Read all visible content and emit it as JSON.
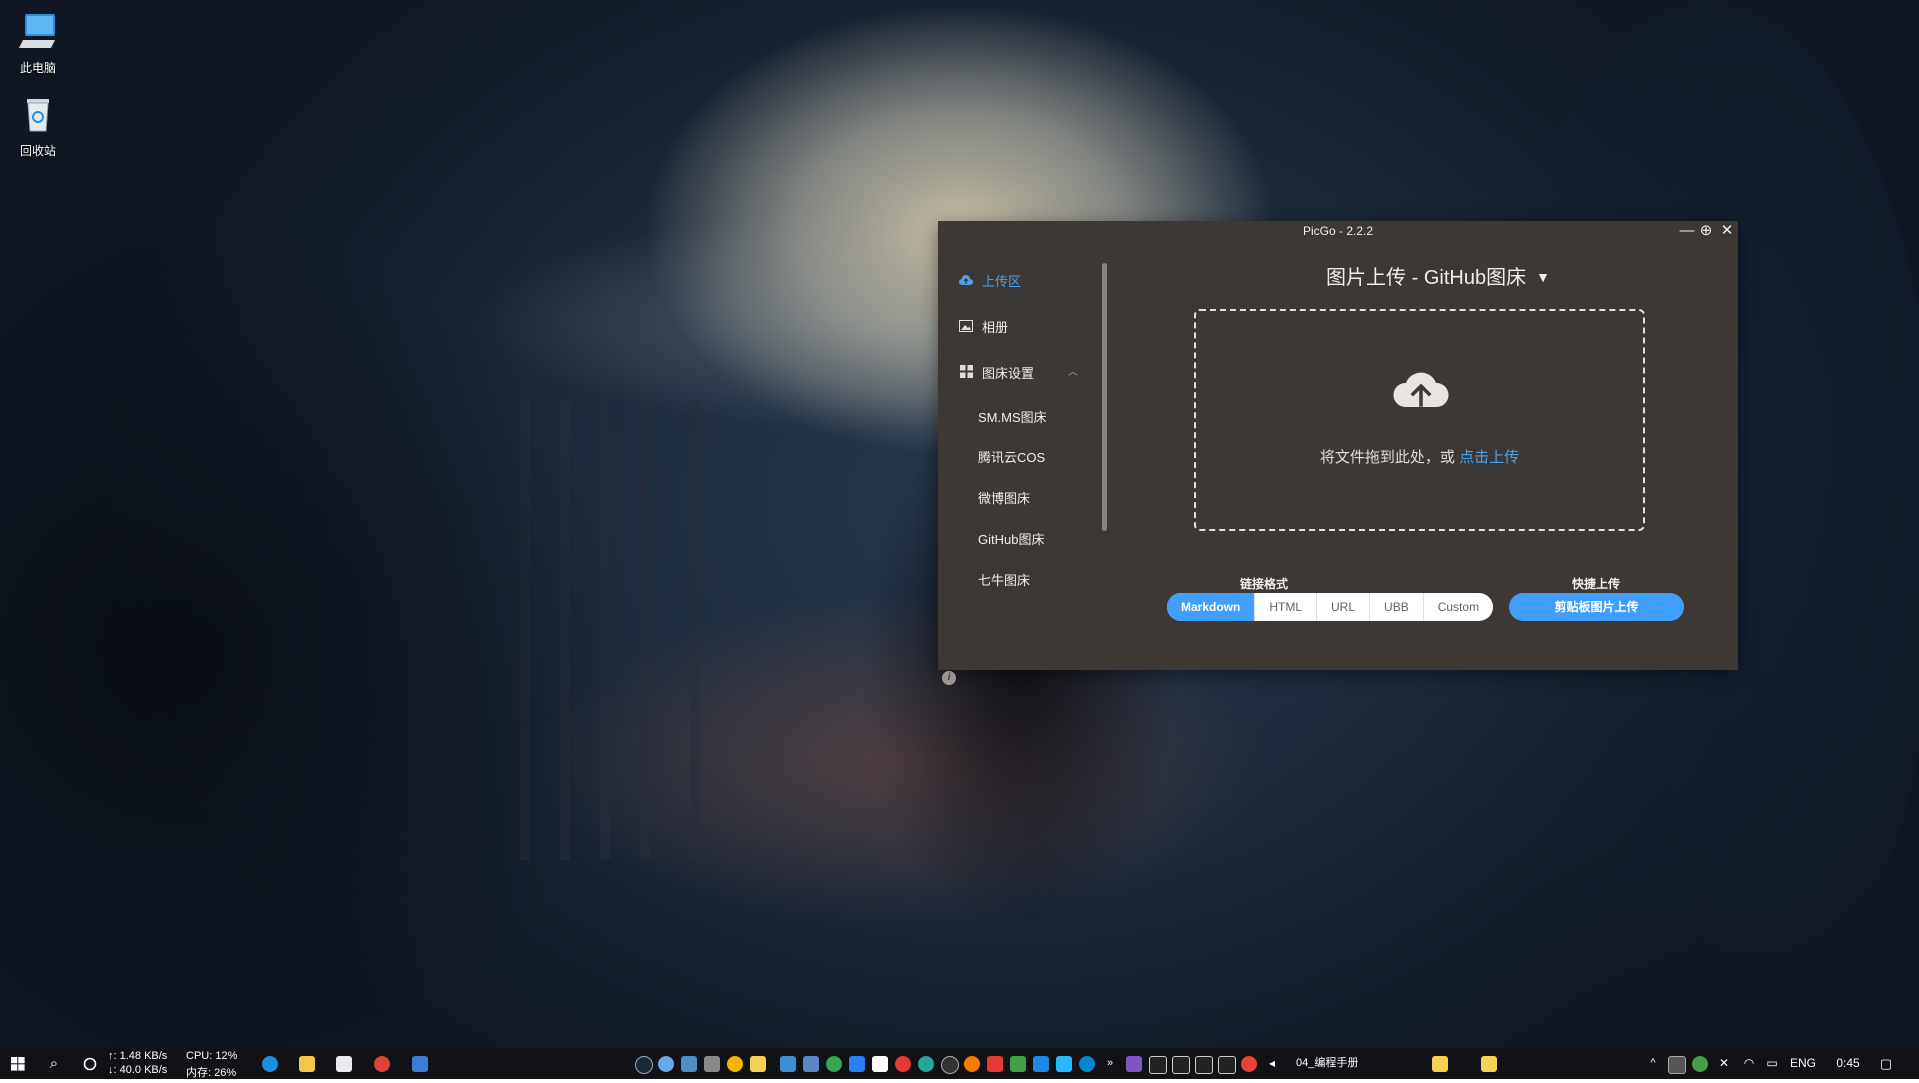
{
  "desktop": {
    "icons": [
      {
        "label": "此电脑",
        "icon": "computer-icon"
      },
      {
        "label": "回收站",
        "icon": "recycle-bin-icon"
      }
    ]
  },
  "window": {
    "title": "PicGo - 2.2.2",
    "controls": {
      "minimize": "—",
      "pin": "⊕",
      "close": "✕"
    }
  },
  "sidebar": {
    "items": [
      {
        "label": "上传区",
        "icon": "cloud-upload-icon",
        "active": true
      },
      {
        "label": "相册",
        "icon": "image-icon"
      },
      {
        "label": "图床设置",
        "icon": "grid-icon",
        "expanded": true
      }
    ],
    "sub_items": [
      "SM.MS图床",
      "腾讯云COS",
      "微博图床",
      "GitHub图床",
      "七牛图床"
    ],
    "info_icon": "i"
  },
  "main": {
    "title": "图片上传 - GitHub图床",
    "dropzone": {
      "hint": "将文件拖到此处，或 ",
      "link": "点击上传"
    },
    "link_format": {
      "label": "链接格式",
      "options": [
        "Markdown",
        "HTML",
        "URL",
        "UBB",
        "Custom"
      ],
      "selected": "Markdown"
    },
    "quick_upload": {
      "label": "快捷上传",
      "button": "剪贴板图片上传"
    }
  },
  "taskbar": {
    "net_up": "↑: 1.48 KB/s",
    "net_down": "↓: 40.0 KB/s",
    "cpu": "CPU: 12%",
    "mem": "内存: 26%",
    "task_label": "04_编程手册",
    "lang": "ENG",
    "time": "0:45"
  },
  "colors": {
    "window_bg": "#3d3834",
    "accent": "#409eff",
    "link": "#4aa3f0",
    "taskbar_bg": "#101216"
  }
}
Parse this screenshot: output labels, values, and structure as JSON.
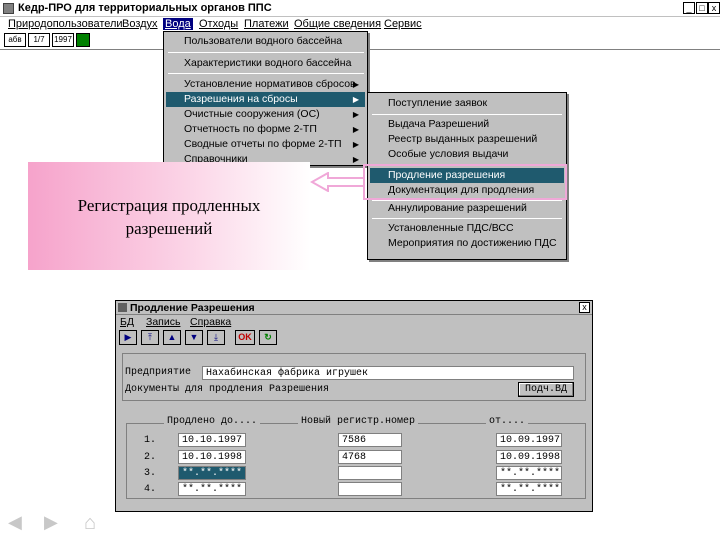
+ + +
#### [What the task requires]
Using the listing above, pull out all lines that hold the word "JSON".

#### [Exercise solution]
Read all visible content and emit it as JSON.
Parse this screenshot: output labels, values, and structure as JSON.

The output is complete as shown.